• Written instruction:
From the data that follows, copy every line holding the string "this".

• Dataset content:
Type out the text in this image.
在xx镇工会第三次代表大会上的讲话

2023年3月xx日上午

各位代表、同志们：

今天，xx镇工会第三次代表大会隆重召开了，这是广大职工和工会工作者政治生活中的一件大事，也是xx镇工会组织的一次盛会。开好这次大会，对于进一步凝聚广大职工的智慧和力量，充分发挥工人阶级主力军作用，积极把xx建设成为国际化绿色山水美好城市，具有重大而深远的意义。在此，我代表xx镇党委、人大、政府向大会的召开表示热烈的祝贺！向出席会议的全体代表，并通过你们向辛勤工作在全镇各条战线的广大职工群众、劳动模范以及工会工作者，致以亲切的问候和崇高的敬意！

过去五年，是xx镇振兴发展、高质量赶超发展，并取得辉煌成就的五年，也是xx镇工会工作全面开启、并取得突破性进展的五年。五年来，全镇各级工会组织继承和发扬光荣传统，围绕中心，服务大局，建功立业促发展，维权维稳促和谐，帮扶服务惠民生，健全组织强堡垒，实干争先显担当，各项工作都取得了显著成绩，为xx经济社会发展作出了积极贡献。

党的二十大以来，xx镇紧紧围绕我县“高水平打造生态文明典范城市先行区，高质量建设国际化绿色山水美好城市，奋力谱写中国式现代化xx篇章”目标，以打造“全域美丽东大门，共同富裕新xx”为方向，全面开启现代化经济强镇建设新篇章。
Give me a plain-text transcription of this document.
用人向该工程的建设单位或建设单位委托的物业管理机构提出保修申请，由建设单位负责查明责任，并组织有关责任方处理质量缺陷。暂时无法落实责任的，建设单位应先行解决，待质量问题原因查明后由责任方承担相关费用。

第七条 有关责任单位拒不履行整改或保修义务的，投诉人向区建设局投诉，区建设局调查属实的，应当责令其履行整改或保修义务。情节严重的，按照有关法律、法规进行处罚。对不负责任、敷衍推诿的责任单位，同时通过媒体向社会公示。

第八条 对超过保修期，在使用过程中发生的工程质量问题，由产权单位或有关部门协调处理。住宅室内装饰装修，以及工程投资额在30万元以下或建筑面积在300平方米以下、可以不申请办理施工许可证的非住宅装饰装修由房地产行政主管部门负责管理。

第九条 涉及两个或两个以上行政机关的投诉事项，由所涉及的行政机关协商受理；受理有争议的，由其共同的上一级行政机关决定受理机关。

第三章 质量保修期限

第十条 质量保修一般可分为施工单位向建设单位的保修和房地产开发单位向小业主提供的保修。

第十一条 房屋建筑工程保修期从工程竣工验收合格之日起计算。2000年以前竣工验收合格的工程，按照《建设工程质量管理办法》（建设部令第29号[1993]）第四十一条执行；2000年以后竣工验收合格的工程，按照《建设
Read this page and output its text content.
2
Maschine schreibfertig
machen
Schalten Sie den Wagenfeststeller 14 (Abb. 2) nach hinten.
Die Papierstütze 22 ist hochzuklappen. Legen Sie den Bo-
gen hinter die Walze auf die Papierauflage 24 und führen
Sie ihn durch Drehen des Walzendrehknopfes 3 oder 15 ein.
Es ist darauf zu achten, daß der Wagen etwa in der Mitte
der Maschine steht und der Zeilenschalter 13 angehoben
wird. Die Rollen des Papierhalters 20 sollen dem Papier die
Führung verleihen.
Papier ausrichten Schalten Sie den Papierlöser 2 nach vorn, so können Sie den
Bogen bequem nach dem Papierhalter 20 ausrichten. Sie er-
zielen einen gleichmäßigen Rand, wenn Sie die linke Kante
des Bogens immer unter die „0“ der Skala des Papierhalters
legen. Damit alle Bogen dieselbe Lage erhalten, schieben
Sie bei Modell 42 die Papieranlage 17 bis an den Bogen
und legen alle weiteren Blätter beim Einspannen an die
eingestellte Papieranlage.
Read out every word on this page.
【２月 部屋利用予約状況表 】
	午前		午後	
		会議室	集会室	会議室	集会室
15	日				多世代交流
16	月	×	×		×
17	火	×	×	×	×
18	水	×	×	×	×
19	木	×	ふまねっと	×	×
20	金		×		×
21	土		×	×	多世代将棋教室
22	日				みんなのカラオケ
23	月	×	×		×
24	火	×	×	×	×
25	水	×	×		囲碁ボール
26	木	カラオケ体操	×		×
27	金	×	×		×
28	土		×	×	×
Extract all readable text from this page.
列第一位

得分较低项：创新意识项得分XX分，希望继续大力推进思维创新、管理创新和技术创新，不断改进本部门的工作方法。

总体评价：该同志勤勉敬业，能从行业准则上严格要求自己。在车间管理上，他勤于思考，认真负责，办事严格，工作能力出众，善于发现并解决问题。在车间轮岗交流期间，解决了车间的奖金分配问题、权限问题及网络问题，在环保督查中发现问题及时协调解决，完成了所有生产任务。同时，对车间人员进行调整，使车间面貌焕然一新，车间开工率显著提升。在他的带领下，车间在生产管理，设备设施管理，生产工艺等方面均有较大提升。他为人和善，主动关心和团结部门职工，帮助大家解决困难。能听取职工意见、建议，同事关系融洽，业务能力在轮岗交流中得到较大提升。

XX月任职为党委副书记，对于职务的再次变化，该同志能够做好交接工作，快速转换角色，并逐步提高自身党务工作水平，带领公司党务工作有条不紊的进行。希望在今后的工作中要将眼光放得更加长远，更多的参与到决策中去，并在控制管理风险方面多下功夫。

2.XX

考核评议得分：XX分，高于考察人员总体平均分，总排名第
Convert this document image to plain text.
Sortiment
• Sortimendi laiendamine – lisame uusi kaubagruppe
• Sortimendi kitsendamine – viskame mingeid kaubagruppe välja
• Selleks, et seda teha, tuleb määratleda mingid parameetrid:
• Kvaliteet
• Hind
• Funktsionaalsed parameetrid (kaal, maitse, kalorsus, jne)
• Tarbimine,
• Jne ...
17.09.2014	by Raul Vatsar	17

• Written response:
Type out the text in this image.
Give me a plain-text transcription of this document.
Read this page and output its text content.
Read out every word on this page.
Extract all readable text from this page.
Convert this document image to plain text.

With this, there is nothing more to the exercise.